### Directive
Copy every line of the following item verbatim, changing no characters, spacing, or punctuation.

### Materials provided

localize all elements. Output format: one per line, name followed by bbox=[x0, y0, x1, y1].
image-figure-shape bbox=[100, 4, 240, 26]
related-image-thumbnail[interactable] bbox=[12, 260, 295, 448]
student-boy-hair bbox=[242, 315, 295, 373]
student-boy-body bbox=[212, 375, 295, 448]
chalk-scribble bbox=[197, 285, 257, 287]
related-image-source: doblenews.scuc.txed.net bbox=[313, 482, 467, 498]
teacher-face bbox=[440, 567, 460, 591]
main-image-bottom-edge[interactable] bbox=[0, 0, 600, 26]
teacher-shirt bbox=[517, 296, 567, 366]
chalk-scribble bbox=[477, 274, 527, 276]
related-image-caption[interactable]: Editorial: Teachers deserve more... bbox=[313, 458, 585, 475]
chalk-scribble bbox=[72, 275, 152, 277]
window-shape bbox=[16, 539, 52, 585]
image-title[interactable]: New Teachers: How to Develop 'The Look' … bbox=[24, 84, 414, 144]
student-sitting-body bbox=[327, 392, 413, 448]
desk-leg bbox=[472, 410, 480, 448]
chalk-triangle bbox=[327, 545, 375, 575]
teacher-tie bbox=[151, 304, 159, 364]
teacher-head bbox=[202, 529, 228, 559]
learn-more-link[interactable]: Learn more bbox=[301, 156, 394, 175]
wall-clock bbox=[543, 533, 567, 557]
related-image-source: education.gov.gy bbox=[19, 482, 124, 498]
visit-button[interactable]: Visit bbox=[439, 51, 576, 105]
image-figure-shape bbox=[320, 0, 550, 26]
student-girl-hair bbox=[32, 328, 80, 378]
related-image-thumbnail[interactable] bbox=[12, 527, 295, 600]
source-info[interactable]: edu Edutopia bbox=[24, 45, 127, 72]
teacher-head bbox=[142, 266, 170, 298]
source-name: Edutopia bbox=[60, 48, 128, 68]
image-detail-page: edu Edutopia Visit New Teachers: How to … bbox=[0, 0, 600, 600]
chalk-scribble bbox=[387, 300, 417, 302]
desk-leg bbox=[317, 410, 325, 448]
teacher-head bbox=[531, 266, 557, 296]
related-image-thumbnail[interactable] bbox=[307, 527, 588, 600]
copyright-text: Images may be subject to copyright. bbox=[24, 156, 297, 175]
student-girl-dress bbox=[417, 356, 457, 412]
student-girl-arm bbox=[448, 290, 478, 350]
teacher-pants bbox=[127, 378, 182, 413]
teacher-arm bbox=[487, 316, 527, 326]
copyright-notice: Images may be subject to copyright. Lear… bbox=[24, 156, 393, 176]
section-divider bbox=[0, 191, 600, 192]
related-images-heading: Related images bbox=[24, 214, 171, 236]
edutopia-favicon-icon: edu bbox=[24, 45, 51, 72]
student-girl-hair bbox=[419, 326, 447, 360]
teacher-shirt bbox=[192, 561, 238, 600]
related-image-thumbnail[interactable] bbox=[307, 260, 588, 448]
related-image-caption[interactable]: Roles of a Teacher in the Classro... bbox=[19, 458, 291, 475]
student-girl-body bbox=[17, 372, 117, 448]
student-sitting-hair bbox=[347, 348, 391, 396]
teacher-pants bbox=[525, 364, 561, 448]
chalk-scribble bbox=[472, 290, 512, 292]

### Finished task
localize all elements. Output format: one per line, name followed by bbox=[x0, y0, x1, y1].
image-figure-shape bbox=[100, 4, 240, 26]
related-image-thumbnail[interactable] bbox=[12, 260, 295, 448]
student-boy-hair bbox=[242, 315, 295, 373]
student-boy-body bbox=[212, 375, 295, 448]
chalk-scribble bbox=[197, 285, 257, 287]
related-image-source: doblenews.scuc.txed.net bbox=[313, 482, 467, 498]
teacher-face bbox=[440, 567, 460, 591]
main-image-bottom-edge[interactable] bbox=[0, 0, 600, 26]
teacher-shirt bbox=[517, 296, 567, 366]
chalk-scribble bbox=[477, 274, 527, 276]
related-image-caption[interactable]: Editorial: Teachers deserve more... bbox=[313, 458, 585, 475]
chalk-scribble bbox=[72, 275, 152, 277]
window-shape bbox=[16, 539, 52, 585]
image-title[interactable]: New Teachers: How to Develop 'The Look' … bbox=[24, 84, 414, 144]
student-sitting-body bbox=[327, 392, 413, 448]
desk-leg bbox=[472, 410, 480, 448]
chalk-triangle bbox=[327, 545, 375, 575]
teacher-tie bbox=[151, 304, 159, 364]
teacher-head bbox=[202, 529, 228, 559]
learn-more-link[interactable]: Learn more bbox=[301, 156, 394, 175]
wall-clock bbox=[543, 533, 567, 557]
related-image-source: education.gov.gy bbox=[19, 482, 124, 498]
visit-button[interactable]: Visit bbox=[439, 51, 576, 105]
image-figure-shape bbox=[320, 0, 550, 26]
student-girl-hair bbox=[32, 328, 80, 378]
related-image-thumbnail[interactable] bbox=[12, 527, 295, 600]
source-info[interactable]: edu Edutopia bbox=[24, 45, 127, 72]
teacher-head bbox=[142, 266, 170, 298]
source-name: Edutopia bbox=[60, 48, 128, 68]
image-detail-page: edu Edutopia Visit New Teachers: How to … bbox=[0, 0, 600, 600]
chalk-scribble bbox=[387, 300, 417, 302]
desk-leg bbox=[317, 410, 325, 448]
teacher-head bbox=[531, 266, 557, 296]
related-image-thumbnail[interactable] bbox=[307, 527, 588, 600]
copyright-text: Images may be subject to copyright. bbox=[24, 156, 297, 175]
student-girl-dress bbox=[417, 356, 457, 412]
student-girl-arm bbox=[448, 290, 478, 350]
teacher-pants bbox=[127, 378, 182, 413]
teacher-arm bbox=[487, 316, 527, 326]
copyright-notice: Images may be subject to copyright. Lear… bbox=[24, 156, 393, 176]
section-divider bbox=[0, 191, 600, 192]
related-images-heading: Related images bbox=[24, 214, 171, 236]
edutopia-favicon-icon: edu bbox=[24, 45, 51, 72]
student-girl-hair bbox=[419, 326, 447, 360]
teacher-shirt bbox=[192, 561, 238, 600]
related-image-thumbnail[interactable] bbox=[307, 260, 588, 448]
related-image-caption[interactable]: Roles of a Teacher in the Classro... bbox=[19, 458, 291, 475]
student-girl-body bbox=[17, 372, 117, 448]
student-sitting-hair bbox=[347, 348, 391, 396]
teacher-pants bbox=[525, 364, 561, 448]
chalk-scribble bbox=[472, 290, 512, 292]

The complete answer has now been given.